What the task asks:
Locate each line below that includes "заявок" and reproduce it.

------------------------------------------------------------------------

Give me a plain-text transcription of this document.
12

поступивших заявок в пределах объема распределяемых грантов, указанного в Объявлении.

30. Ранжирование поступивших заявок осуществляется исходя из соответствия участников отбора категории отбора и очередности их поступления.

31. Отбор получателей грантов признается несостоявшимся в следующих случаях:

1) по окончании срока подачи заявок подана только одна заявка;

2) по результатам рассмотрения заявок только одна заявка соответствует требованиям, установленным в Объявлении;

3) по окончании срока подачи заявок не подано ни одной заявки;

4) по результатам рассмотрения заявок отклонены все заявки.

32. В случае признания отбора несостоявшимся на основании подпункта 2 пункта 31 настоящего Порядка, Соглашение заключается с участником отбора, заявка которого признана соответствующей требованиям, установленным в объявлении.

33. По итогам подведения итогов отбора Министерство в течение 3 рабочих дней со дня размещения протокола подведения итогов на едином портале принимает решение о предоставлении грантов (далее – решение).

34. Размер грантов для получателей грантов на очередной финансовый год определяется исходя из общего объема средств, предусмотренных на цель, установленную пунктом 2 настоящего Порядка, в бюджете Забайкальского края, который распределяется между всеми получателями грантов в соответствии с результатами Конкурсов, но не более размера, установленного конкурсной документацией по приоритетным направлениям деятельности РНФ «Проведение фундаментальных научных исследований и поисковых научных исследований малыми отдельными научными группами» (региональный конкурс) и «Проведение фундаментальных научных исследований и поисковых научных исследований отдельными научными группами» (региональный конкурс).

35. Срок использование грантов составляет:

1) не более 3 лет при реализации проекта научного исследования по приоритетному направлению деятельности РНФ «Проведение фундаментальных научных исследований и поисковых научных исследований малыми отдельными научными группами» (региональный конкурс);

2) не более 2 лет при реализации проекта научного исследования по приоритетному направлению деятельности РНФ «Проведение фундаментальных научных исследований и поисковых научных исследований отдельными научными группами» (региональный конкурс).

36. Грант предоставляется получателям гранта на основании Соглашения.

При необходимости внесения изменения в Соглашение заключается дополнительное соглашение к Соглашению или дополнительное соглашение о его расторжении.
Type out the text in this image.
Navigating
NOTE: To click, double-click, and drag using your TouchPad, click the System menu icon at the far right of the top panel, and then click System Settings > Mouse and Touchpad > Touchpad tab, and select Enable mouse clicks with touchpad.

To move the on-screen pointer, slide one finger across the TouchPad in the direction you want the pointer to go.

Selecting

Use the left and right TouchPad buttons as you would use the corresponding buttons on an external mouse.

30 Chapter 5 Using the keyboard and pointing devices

------------------------------------------------------------------------

Answer for this exercise:
поступивших заявок в пределах объема распределяемых грантов, указанного в Объявлении.
30. Ранжирование поступивших заявок осуществляется исходя из соответствия участников отбора категории отбора и очередности их поступления.
1) по окончании срока подачи заявок подана только одна заявка;
2) по результатам рассмотрения заявок только одна заявка соответствует требованиям, установленным в Объявлении;
3) по окончании срока подачи заявок не подано ни одной заявки;
4) по результатам рассмотрения заявок отклонены все заявки.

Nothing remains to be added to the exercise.